Recorded data
-- START --

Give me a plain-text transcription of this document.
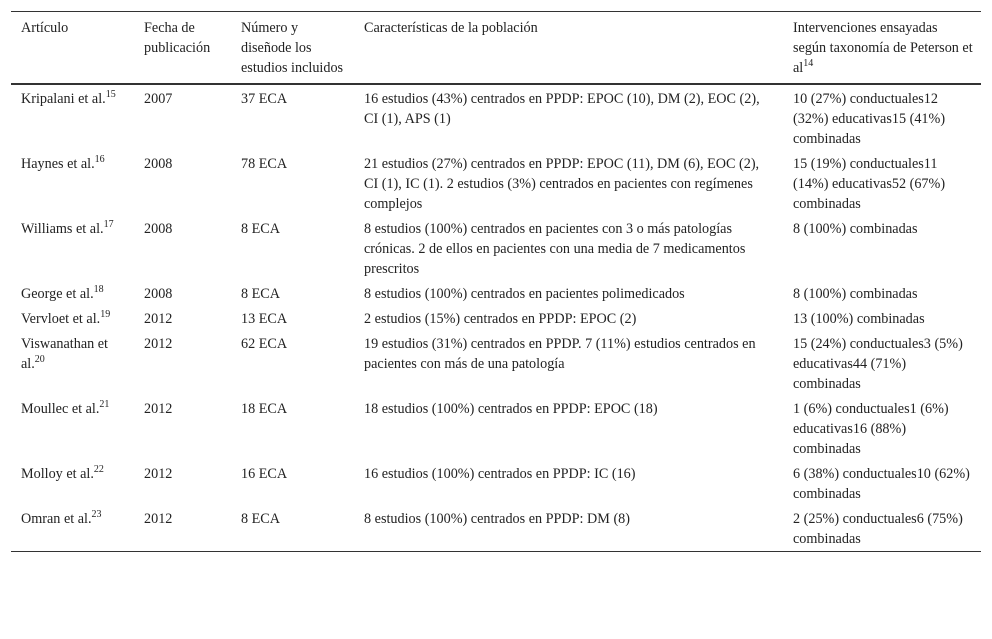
Artículo	Fecha de publicación	Número y diseñode los estudios incluidos	Características de la población	Intervenciones ensayadas según taxonomía de Peterson et $al^{14}$
Kripalani et al.$^{15}$	2007	37 ECA	16 estudios (43%) centrados en PPDP: EPOC (10), DM (2), EOC (2), CI (1), APS (1)	10 (27%) conductuales12 (32%) educativas15 (41%) combinadas
Haynes et al.$^{16}$	2008	78 ECA	21 estudios (27%) centrados en PPDP: EPOC (11), DM (6), EOC (2), CI (1), IC (1). 2 estudios (3%) centrados en pacientes con regímenes complejos	15 (19%) conductuales11 (14%) educativas52 (67%) combinadas
Williams et al.$^{17}$	2008	8 ECA	8 estudios (100%) centrados en pacientes con 3 o más patologías crónicas. 2 de ellos en pacientes con una media de 7 medicamentos prescritos	8 (100%) combinadas
George et al.$^{18}$	2008	8 ECA	8 estudios (100%) centrados en pacientes polimedicados	8 (100%) combinadas
Vervloet et al.$^{19}$	2012	13 ECA	2 estudios (15%) centrados en PPDP: EPOC (2)	13 (100%) combinadas
Viswanathan et al.$^{20}$	2012	62 ECA	19 estudios (31%) centrados en PPDP. 7 (11%) estudios centrados en pacientes con más de una patología	15 (24%) conductuales3 (5%) educativas44 (71%) combinadas
Moullec et al.$^{21}$	2012	18 ECA	18 estudios (100%) centrados en PPDP: EPOC (18)	1 (6%) conductuales1 (6%) educativas16 (88%) combinadas
Molloy et al.$^{22}$	2012	16 ECA	16 estudios (100%) centrados en PPDP: IC (16)	6 (38%) conductuales10 (62%) combinadas
Omran et al.$^{23}$	2012	8 ECA	8 estudios (100%) centrados en PPDP: DM (8)	2 (25%) conductuales6 (75%) combinadas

-- END --

Exercise directions: Make an exact copy of the records above, with the pictures left out.

Answer for this exercise:
Give me a plain-text transcription of this document.
Artículo	Fecha de publicación	Número y diseñode los estudios incluidos	Características de la población	Intervenciones ensayadas según taxonomía de Peterson et $al^{14}$
Kripalani et al.$^{15}$	2007	37 ECA	16 estudios (43%) centrados en PPDP: EPOC (10), DM (2), EOC (2), CI (1), APS (1)	10 (27%) conductuales12 (32%) educativas15 (41%) combinadas
Haynes et al.$^{16}$	2008	78 ECA	21 estudios (27%) centrados en PPDP: EPOC (11), DM (6), EOC (2), CI (1), IC (1). 2 estudios (3%) centrados en pacientes con regímenes complejos	15 (19%) conductuales11 (14%) educativas52 (67%) combinadas
Williams et al.$^{17}$	2008	8 ECA	8 estudios (100%) centrados en pacientes con 3 o más patologías crónicas. 2 de ellos en pacientes con una media de 7 medicamentos prescritos	8 (100%) combinadas
George et al.$^{18}$	2008	8 ECA	8 estudios (100%) centrados en pacientes polimedicados	8 (100%) combinadas
Vervloet et al.$^{19}$	2012	13 ECA	2 estudios (15%) centrados en PPDP: EPOC (2)	13 (100%) combinadas
Viswanathan et al.$^{20}$	2012	62 ECA	19 estudios (31%) centrados en PPDP. 7 (11%) estudios centrados en pacientes con más de una patología	15 (24%) conductuales3 (5%) educativas44 (71%) combinadas
Moullec et al.$^{21}$	2012	18 ECA	18 estudios (100%) centrados en PPDP: EPOC (18)	1 (6%) conductuales1 (6%) educativas16 (88%) combinadas
Molloy et al.$^{22}$	2012	16 ECA	16 estudios (100%) centrados en PPDP: IC (16)	6 (38%) conductuales10 (62%) combinadas
Omran et al.$^{23}$	2012	8 ECA	8 estudios (100%) centrados en PPDP: DM (8)	2 (25%) conductuales6 (75%) combinadas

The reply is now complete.